:: RECORD EXTRACTS ::

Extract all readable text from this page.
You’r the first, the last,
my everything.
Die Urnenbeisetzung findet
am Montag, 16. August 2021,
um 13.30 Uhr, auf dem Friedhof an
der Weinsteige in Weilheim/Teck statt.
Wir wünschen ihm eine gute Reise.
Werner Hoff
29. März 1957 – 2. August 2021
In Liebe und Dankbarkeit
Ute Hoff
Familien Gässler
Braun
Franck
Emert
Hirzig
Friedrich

:: DO THIS ::
Go through the records and print each one exactly.

:: SOLVED EXERCISE ::
Extract all readable text from this page.
You’r the first, the last,
my everything.
Die Urnenbeisetzung findet
am Montag, 16. August 2021,
um 13.30 Uhr, auf dem Friedhof an
der Weinsteige in Weilheim/Teck statt.
Wir wünschen ihm eine gute Reise.
Werner Hoff
29. März 1957 – 2. August 2021
In Liebe und Dankbarkeit
Ute Hoff
Familien Gässler
Braun
Franck
Emert
Hirzig
Friedrich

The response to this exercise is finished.